(Exercise details) Set down all of the entries precisely as they were written.

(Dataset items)
━━━━━━━━━━━━━━━━━━━━

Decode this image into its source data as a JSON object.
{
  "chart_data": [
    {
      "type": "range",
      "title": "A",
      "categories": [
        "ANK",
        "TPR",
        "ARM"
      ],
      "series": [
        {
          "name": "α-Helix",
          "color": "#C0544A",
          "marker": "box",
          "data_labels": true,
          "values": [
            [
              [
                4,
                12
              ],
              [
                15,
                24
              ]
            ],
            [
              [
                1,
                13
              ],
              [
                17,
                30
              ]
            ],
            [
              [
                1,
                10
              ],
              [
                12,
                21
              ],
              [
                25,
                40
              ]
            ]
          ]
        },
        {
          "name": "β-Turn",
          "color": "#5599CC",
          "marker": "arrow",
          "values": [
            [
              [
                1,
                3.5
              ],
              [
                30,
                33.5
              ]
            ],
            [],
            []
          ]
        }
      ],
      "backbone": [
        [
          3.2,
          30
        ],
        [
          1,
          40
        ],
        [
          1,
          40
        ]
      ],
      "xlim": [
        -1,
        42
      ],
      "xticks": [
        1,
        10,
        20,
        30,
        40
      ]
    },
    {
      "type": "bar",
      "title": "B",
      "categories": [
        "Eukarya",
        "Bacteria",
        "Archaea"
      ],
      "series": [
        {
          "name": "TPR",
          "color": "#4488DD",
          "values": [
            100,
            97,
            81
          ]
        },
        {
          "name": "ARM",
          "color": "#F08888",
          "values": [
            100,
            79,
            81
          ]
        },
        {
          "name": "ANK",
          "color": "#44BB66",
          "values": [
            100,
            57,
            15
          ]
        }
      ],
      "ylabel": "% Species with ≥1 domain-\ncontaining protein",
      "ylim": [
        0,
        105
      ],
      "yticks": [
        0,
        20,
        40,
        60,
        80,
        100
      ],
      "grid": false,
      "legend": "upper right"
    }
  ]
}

━━━━━━━━━━━━━━━━━━━━

(Completed task)
Decode this image into its source data as a JSON object.
{
  "chart_data": [
    {
      "type": "range",
      "title": "A",
      "categories": [
        "ANK",
        "TPR",
        "ARM"
      ],
      "series": [
        {
          "name": "α-Helix",
          "color": "#C0544A",
          "marker": "box",
          "data_labels": true,
          "values": [
            [
              [
                4,
                12
              ],
              [
                15,
                24
              ]
            ],
            [
              [
                1,
                13
              ],
              [
                17,
                30
              ]
            ],
            [
              [
                1,
                10
              ],
              [
                12,
                21
              ],
              [
                25,
                40
              ]
            ]
          ]
        },
        {
          "name": "β-Turn",
          "color": "#5599CC",
          "marker": "arrow",
          "values": [
            [
              [
                1,
                3.5
              ],
              [
                30,
                33.5
              ]
            ],
            [],
            []
          ]
        }
      ],
      "backbone": [
        [
          3.2,
          30
        ],
        [
          1,
          40
        ],
        [
          1,
          40
        ]
      ],
      "xlim": [
        -1,
        42
      ],
      "xticks": [
        1,
        10,
        20,
        30,
        40
      ]
    },
    {
      "type": "bar",
      "title": "B",
      "categories": [
        "Eukarya",
        "Bacteria",
        "Archaea"
      ],
      "series": [
        {
          "name": "TPR",
          "color": "#4488DD",
          "values": [
            100,
            97,
            81
          ]
        },
        {
          "name": "ARM",
          "color": "#F08888",
          "values": [
            100,
            79,
            81
          ]
        },
        {
          "name": "ANK",
          "color": "#44BB66",
          "values": [
            100,
            57,
            15
          ]
        }
      ],
      "ylabel": "% Species with ≥1 domain-\ncontaining protein",
      "ylim": [
        0,
        105
      ],
      "yticks": [
        0,
        20,
        40,
        60,
        80,
        100
      ],
      "grid": false,
      "legend": "upper right"
    }
  ]
}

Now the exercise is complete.